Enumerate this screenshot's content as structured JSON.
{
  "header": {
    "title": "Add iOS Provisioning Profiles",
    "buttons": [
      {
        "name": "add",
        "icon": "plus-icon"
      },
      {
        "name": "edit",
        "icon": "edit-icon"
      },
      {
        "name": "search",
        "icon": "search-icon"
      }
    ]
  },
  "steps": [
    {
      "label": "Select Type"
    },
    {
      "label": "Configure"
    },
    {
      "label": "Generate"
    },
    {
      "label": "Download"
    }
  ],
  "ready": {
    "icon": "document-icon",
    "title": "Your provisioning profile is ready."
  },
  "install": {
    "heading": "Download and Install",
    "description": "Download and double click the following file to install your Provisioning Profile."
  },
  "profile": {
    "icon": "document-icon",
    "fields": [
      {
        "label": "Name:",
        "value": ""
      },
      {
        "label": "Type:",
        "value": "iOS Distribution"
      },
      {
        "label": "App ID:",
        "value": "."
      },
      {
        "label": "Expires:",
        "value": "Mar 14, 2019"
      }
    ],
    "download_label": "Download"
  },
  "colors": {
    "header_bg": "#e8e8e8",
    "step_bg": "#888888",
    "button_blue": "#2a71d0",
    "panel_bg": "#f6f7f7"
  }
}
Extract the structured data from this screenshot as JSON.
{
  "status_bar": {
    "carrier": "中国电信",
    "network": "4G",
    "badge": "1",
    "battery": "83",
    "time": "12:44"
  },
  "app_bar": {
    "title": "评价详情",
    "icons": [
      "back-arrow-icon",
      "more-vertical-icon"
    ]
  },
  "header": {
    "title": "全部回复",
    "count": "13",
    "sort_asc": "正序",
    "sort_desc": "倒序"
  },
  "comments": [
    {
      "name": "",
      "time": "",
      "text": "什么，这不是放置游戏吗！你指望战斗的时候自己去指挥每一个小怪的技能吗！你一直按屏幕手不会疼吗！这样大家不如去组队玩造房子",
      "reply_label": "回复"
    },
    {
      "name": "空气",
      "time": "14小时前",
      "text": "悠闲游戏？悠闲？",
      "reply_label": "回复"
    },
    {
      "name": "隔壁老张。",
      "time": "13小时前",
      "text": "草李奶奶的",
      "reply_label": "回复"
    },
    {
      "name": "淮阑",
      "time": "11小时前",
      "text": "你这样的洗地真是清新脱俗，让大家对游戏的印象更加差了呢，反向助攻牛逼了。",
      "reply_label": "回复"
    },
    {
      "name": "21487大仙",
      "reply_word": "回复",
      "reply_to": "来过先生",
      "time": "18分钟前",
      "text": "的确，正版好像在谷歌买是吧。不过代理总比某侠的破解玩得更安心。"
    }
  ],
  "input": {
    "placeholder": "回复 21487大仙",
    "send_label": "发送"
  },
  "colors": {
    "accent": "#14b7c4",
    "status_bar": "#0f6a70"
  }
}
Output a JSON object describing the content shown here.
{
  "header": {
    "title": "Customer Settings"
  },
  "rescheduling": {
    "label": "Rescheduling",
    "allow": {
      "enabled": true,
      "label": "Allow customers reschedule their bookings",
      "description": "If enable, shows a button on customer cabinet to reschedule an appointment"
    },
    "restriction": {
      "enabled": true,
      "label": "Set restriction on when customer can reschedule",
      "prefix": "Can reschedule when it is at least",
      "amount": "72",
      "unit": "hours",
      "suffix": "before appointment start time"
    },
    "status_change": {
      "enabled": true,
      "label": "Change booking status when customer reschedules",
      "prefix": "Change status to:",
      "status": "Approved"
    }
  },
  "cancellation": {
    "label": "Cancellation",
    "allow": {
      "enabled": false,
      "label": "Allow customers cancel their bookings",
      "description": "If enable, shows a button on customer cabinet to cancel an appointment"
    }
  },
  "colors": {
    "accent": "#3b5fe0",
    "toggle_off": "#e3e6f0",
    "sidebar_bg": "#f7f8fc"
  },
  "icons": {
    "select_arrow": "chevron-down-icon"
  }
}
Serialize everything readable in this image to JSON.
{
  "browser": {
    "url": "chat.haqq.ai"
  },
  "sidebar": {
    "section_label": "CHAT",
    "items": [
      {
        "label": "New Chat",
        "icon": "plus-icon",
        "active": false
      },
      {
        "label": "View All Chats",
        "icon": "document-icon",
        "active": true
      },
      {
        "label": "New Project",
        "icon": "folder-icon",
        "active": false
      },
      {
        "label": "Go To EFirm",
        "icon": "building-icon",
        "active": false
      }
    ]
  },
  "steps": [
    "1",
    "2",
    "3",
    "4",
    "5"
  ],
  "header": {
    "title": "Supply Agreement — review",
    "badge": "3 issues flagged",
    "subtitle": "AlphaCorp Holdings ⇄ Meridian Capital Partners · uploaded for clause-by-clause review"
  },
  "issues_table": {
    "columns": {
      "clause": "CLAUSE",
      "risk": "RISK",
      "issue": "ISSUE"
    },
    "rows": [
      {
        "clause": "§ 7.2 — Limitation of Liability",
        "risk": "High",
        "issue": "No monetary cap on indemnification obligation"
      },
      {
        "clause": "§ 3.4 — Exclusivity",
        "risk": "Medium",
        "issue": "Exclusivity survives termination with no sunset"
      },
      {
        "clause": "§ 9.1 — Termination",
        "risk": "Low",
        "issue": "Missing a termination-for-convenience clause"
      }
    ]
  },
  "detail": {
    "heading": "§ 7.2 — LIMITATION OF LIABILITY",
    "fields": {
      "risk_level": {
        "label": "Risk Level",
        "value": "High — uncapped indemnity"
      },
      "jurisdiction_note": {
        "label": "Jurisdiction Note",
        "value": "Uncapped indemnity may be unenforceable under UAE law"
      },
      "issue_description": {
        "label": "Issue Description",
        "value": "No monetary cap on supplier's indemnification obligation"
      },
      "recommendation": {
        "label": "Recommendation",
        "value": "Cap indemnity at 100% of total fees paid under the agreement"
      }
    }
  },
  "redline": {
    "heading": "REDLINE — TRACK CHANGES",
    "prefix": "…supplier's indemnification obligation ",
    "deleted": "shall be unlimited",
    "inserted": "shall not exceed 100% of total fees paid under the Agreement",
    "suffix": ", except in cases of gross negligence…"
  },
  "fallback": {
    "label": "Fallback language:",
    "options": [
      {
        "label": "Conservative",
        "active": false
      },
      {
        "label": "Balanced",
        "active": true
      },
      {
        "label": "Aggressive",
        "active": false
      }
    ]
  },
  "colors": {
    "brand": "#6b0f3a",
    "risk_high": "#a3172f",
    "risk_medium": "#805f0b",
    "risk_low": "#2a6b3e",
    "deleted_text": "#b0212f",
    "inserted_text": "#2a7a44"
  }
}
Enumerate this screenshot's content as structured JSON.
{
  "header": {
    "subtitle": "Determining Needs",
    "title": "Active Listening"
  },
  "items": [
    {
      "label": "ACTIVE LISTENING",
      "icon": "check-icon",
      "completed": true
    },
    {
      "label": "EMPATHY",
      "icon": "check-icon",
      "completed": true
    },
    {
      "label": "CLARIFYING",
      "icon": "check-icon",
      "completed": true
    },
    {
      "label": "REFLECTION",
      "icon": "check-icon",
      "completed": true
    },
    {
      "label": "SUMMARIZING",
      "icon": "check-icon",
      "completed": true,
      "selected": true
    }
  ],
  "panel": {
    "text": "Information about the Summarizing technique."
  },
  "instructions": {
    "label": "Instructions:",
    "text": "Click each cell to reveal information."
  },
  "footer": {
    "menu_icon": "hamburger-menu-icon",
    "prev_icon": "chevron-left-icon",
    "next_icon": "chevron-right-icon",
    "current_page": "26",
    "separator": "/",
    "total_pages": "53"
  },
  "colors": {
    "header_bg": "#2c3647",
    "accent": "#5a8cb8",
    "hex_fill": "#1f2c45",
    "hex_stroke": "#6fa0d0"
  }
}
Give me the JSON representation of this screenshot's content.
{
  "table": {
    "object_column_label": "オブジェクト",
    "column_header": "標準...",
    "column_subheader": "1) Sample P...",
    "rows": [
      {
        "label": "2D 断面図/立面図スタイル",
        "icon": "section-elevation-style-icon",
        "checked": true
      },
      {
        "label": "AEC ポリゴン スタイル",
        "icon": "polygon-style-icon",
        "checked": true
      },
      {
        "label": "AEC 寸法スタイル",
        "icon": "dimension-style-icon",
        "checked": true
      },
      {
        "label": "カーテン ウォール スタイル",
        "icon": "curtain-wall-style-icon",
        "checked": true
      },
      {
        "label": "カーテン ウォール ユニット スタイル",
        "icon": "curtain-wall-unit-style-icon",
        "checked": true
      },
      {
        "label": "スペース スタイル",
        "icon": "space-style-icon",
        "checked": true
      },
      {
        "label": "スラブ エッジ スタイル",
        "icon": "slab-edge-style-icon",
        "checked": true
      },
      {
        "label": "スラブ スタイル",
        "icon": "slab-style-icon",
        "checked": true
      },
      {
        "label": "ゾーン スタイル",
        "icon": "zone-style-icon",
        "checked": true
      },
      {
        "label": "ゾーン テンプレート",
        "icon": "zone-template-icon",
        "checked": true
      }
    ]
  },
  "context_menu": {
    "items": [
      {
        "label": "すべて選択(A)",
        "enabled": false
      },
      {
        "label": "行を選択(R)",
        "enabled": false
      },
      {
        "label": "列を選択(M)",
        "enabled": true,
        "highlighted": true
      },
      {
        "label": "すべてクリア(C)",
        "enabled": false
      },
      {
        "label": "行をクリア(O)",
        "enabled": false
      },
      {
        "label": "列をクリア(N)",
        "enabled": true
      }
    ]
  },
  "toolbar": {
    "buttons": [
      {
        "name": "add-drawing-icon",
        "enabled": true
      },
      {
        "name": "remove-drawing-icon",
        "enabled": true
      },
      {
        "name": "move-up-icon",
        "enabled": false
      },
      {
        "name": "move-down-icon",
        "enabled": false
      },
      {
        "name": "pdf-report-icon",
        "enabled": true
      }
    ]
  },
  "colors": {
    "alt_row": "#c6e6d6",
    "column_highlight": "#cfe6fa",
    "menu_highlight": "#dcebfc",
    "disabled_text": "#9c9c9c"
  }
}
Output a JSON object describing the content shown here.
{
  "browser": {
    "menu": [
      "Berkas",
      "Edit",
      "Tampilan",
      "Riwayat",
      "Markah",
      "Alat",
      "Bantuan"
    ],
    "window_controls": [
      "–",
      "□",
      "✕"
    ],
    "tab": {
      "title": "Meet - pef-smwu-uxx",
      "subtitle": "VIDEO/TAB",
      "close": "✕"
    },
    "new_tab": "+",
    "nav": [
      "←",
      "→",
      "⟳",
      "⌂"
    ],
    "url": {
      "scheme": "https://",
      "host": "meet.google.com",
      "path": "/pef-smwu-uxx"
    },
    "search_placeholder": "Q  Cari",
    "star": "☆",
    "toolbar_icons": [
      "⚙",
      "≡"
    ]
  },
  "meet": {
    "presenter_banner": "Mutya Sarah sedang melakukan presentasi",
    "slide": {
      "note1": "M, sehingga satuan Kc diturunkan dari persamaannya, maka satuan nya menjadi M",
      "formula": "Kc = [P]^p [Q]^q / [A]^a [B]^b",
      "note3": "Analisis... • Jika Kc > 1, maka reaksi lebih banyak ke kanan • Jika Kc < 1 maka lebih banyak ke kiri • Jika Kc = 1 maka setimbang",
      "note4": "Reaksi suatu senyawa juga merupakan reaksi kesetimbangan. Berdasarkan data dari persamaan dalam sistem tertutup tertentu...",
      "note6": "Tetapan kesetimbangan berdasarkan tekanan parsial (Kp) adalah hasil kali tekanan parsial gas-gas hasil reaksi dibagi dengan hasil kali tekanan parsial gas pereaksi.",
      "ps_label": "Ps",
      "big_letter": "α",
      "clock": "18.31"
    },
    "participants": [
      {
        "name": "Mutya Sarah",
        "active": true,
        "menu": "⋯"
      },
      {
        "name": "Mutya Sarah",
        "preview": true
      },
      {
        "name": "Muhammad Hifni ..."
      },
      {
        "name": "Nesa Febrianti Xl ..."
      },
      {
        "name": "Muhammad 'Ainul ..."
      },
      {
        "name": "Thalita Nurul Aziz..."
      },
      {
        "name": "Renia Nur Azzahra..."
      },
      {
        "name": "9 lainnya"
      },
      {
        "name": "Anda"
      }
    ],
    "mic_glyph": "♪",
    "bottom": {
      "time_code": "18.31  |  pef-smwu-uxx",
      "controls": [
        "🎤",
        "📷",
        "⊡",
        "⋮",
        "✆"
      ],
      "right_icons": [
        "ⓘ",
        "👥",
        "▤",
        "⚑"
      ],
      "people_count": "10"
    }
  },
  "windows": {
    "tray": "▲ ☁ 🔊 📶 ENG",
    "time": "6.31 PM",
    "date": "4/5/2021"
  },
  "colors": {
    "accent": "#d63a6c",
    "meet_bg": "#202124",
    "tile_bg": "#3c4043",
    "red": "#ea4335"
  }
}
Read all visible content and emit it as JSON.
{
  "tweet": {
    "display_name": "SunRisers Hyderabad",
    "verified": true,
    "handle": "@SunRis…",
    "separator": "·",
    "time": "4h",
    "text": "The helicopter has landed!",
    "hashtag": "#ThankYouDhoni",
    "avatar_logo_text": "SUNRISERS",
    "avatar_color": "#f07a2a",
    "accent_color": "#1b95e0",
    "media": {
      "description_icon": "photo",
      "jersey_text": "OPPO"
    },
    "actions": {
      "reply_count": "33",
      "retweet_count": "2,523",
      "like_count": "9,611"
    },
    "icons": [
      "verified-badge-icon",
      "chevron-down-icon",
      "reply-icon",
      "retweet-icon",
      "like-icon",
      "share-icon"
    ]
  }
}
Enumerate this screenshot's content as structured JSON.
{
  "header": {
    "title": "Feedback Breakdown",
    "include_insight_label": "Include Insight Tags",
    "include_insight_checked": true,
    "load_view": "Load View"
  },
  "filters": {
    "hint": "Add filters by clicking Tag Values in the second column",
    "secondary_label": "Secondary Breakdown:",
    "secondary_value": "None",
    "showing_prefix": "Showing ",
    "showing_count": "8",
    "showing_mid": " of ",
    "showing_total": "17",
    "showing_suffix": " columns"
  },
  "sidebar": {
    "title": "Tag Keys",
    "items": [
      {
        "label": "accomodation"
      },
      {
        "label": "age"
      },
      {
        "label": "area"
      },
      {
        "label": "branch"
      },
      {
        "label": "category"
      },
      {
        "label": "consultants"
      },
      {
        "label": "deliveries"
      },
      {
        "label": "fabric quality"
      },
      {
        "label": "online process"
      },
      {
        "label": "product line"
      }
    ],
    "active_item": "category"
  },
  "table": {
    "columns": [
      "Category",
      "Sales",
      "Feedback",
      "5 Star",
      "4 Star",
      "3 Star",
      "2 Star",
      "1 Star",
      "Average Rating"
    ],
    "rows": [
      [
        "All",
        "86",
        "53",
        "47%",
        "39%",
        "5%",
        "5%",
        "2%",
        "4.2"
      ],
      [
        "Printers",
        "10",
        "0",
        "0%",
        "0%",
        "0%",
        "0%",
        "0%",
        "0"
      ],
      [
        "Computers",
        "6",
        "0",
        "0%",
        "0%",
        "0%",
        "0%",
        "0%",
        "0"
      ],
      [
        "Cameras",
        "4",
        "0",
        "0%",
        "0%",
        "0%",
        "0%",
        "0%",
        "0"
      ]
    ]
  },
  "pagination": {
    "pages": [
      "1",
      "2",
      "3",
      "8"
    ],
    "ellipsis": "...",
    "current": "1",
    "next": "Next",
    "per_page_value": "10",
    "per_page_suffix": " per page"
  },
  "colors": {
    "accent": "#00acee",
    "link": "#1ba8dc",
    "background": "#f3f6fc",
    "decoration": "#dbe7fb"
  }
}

=== What this task involves ===
Copy out every line that includes the word "bookings".

=== Exercise solution ===
      "label": "Allow customers reschedule their bookings",
      "label": "Allow customers cancel their bookings",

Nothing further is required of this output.